==== Extracted entries ====

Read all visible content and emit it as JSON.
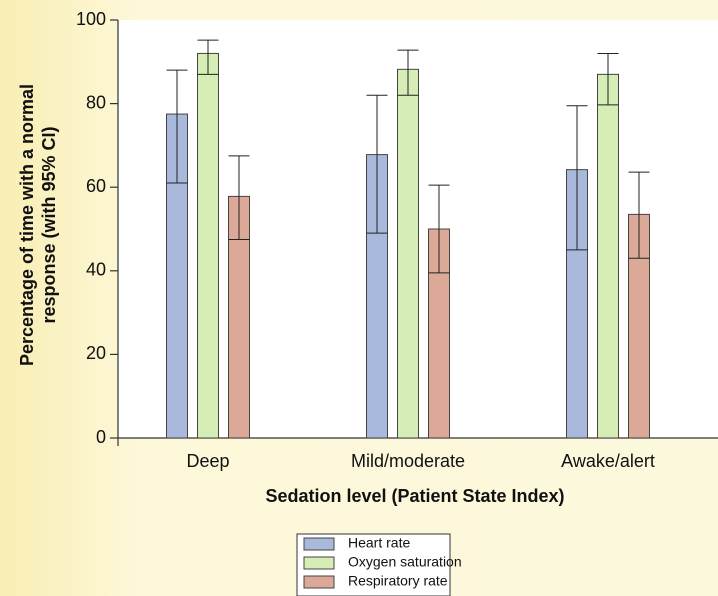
{
  "chart_data": {
    "type": "bar",
    "y_label": [
      "Percentage of time with a normal",
      "response (with 95% CI)"
    ],
    "x_label": "Sedation level (Patient State Index)",
    "categories": [
      "Deep",
      "Mild/moderate",
      "Awake/alert"
    ],
    "series": [
      {
        "name": "Heart rate",
        "color": "#a9b9dc",
        "values": [
          77.5,
          67.8,
          64.2
        ],
        "lower": [
          61,
          49,
          45
        ],
        "upper": [
          88,
          82,
          79.5
        ]
      },
      {
        "name": "Oxygen saturation",
        "color": "#d6edb5",
        "values": [
          92,
          88.2,
          87
        ],
        "lower": [
          87,
          82,
          79.7
        ],
        "upper": [
          95.2,
          92.8,
          92
        ]
      },
      {
        "name": "Respiratory rate",
        "color": "#dca898",
        "values": [
          57.8,
          50,
          53.5
        ],
        "lower": [
          47.5,
          39.5,
          43
        ],
        "upper": [
          67.5,
          60.5,
          63.6
        ]
      }
    ],
    "ylim": [
      0,
      100
    ],
    "yticks": [
      0,
      20,
      40,
      60,
      80,
      100
    ]
  }
}
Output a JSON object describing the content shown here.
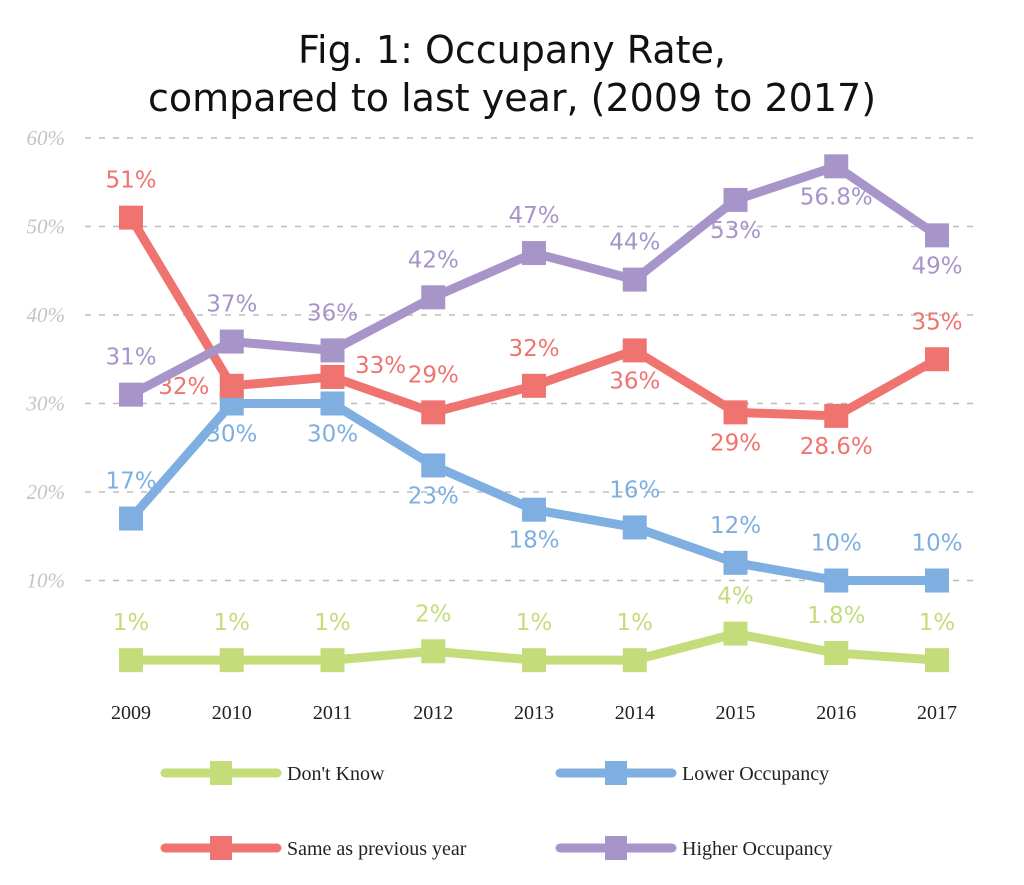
{
  "chart_data": {
    "type": "line",
    "title_line1": "Fig. 1: Occupany Rate,",
    "title_line2": "compared to last year, (2009 to 2017)",
    "xlabel": "",
    "ylabel": "",
    "categories": [
      "2009",
      "2010",
      "2011",
      "2012",
      "2013",
      "2014",
      "2015",
      "2016",
      "2017"
    ],
    "ylim": [
      0,
      60
    ],
    "yticks": [
      10,
      20,
      30,
      40,
      50,
      60
    ],
    "ytick_labels": [
      "10%",
      "20%",
      "30%",
      "40%",
      "50%",
      "60%"
    ],
    "grid": "horizontal dashed",
    "legend_position": "bottom",
    "series": [
      {
        "name": "Don't Know",
        "color": "#c5dc7a",
        "values": [
          1,
          1,
          1,
          2,
          1,
          1,
          4,
          1.8,
          1
        ],
        "labels": [
          "1%",
          "1%",
          "1%",
          "2%",
          "1%",
          "1%",
          "4%",
          "1.8%",
          "1%"
        ]
      },
      {
        "name": "Lower Occupancy",
        "color": "#7eafe0",
        "values": [
          17,
          30,
          30,
          23,
          18,
          16,
          12,
          10,
          10
        ],
        "labels": [
          "17%",
          "30%",
          "30%",
          "23%",
          "18%",
          "16%",
          "12%",
          "10%",
          "10%"
        ]
      },
      {
        "name": "Same as previous year",
        "color": "#ef7470",
        "values": [
          51,
          32,
          33,
          29,
          32,
          36,
          29,
          28.6,
          35
        ],
        "labels": [
          "51%",
          "32%",
          "33%",
          "29%",
          "32%",
          "36%",
          "29%",
          "28.6%",
          "35%"
        ]
      },
      {
        "name": "Higher Occupancy",
        "color": "#a795c9",
        "values": [
          31,
          37,
          36,
          42,
          47,
          44,
          53,
          56.8,
          49
        ],
        "labels": [
          "31%",
          "37%",
          "36%",
          "42%",
          "47%",
          "44%",
          "53%",
          "56.8%",
          "49%"
        ]
      }
    ]
  }
}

====

**Required work:**
Reproduce the listing exactly. Leave its pictures out.

**Answer to this exercise:**
Read all visible content and emit it as JSON.
{
  "chart_data": {
    "type": "bar",
    "y_label": [
      "Percentage of time with a normal",
      "response (with 95% CI)"
    ],
    "x_label": "Sedation level (Patient State Index)",
    "categories": [
      "Deep",
      "Mild/moderate",
      "Awake/alert"
    ],
    "series": [
      {
        "name": "Heart rate",
        "color": "#a9b9dc",
        "values": [
          77.5,
          67.8,
          64.2
        ],
        "lower": [
          61,
          49,
          45
        ],
        "upper": [
          88,
          82,
          79.5
        ]
      },
      {
        "name": "Oxygen saturation",
        "color": "#d6edb5",
        "values": [
          92,
          88.2,
          87
        ],
        "lower": [
          87,
          82,
          79.7
        ],
        "upper": [
          95.2,
          92.8,
          92
        ]
      },
      {
        "name": "Respiratory rate",
        "color": "#dca898",
        "values": [
          57.8,
          50,
          53.5
        ],
        "lower": [
          47.5,
          39.5,
          43
        ],
        "upper": [
          67.5,
          60.5,
          63.6
        ]
      }
    ],
    "ylim": [
      0,
      100
    ],
    "yticks": [
      0,
      20,
      40,
      60,
      80,
      100
    ]
  }
}
Output a JSON object describing the content shown here.
{
  "chart_data": {
    "type": "line",
    "title_line1": "Fig. 1: Occupany Rate,",
    "title_line2": "compared to last year, (2009 to 2017)",
    "xlabel": "",
    "ylabel": "",
    "categories": [
      "2009",
      "2010",
      "2011",
      "2012",
      "2013",
      "2014",
      "2015",
      "2016",
      "2017"
    ],
    "ylim": [
      0,
      60
    ],
    "yticks": [
      10,
      20,
      30,
      40,
      50,
      60
    ],
    "ytick_labels": [
      "10%",
      "20%",
      "30%",
      "40%",
      "50%",
      "60%"
    ],
    "grid": "horizontal dashed",
    "legend_position": "bottom",
    "series": [
      {
        "name": "Don't Know",
        "color": "#c5dc7a",
        "values": [
          1,
          1,
          1,
          2,
          1,
          1,
          4,
          1.8,
          1
        ],
        "labels": [
          "1%",
          "1%",
          "1%",
          "2%",
          "1%",
          "1%",
          "4%",
          "1.8%",
          "1%"
        ]
      },
      {
        "name": "Lower Occupancy",
        "color": "#7eafe0",
        "values": [
          17,
          30,
          30,
          23,
          18,
          16,
          12,
          10,
          10
        ],
        "labels": [
          "17%",
          "30%",
          "30%",
          "23%",
          "18%",
          "16%",
          "12%",
          "10%",
          "10%"
        ]
      },
      {
        "name": "Same as previous year",
        "color": "#ef7470",
        "values": [
          51,
          32,
          33,
          29,
          32,
          36,
          29,
          28.6,
          35
        ],
        "labels": [
          "51%",
          "32%",
          "33%",
          "29%",
          "32%",
          "36%",
          "29%",
          "28.6%",
          "35%"
        ]
      },
      {
        "name": "Higher Occupancy",
        "color": "#a795c9",
        "values": [
          31,
          37,
          36,
          42,
          47,
          44,
          53,
          56.8,
          49
        ],
        "labels": [
          "31%",
          "37%",
          "36%",
          "42%",
          "47%",
          "44%",
          "53%",
          "56.8%",
          "49%"
        ]
      }
    ]
  }
}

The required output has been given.